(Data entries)

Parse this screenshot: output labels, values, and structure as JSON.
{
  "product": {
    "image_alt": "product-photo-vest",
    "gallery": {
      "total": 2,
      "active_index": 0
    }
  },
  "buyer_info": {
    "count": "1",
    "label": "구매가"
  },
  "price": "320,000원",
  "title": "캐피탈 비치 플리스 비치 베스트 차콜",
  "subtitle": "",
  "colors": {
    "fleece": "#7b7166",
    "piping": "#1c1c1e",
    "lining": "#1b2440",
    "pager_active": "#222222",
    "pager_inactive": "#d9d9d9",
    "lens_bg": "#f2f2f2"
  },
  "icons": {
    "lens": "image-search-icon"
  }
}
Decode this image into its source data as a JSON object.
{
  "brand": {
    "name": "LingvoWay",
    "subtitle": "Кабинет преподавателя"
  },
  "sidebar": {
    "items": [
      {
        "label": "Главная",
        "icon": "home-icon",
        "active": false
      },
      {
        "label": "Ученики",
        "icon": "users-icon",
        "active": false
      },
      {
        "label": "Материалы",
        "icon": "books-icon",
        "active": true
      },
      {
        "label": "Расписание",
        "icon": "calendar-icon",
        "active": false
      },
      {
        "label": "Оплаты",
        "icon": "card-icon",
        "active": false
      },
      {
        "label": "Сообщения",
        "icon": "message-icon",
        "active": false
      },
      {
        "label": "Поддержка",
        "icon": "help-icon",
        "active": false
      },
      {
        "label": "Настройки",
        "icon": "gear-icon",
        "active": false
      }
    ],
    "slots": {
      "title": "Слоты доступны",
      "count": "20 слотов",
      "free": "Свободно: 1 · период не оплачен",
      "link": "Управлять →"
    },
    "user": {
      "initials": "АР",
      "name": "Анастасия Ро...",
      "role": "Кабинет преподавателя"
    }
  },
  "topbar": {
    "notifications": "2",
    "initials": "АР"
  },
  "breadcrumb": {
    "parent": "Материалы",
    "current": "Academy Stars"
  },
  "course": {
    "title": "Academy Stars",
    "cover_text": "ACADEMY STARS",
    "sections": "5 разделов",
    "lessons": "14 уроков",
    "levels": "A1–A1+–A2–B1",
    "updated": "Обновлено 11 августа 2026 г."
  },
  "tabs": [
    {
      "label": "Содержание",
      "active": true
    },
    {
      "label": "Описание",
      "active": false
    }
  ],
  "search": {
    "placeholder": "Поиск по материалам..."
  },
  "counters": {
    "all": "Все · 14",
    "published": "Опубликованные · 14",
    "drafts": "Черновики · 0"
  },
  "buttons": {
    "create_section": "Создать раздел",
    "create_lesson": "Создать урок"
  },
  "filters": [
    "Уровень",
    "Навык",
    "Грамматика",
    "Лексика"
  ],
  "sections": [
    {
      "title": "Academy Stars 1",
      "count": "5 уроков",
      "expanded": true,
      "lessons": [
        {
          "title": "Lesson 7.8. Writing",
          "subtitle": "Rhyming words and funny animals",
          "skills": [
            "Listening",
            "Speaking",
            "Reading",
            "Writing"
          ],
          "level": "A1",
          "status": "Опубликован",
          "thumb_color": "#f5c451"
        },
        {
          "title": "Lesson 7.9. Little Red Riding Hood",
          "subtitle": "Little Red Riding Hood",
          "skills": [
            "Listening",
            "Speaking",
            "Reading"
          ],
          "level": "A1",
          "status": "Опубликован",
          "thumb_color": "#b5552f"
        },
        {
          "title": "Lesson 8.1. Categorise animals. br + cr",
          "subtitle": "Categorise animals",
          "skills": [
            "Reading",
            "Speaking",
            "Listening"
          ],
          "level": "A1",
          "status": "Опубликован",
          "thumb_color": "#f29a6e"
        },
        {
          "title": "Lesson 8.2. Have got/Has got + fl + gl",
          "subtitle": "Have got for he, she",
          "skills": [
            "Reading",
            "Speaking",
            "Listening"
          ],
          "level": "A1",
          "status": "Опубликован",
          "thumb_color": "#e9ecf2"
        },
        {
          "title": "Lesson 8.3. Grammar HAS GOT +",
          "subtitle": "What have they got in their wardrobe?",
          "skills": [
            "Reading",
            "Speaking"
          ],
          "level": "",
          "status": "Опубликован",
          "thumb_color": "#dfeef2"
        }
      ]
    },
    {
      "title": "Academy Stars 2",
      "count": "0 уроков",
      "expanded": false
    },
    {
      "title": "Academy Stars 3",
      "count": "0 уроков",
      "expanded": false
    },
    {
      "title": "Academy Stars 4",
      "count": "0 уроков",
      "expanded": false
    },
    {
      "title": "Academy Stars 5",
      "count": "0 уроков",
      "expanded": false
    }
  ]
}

#### Task to complete:
List each line in the listing that contains the string "преподавателя".

#### Correct result:
    "subtitle": "Кабинет преподавателя"
      "role": "Кабинет преподавателя"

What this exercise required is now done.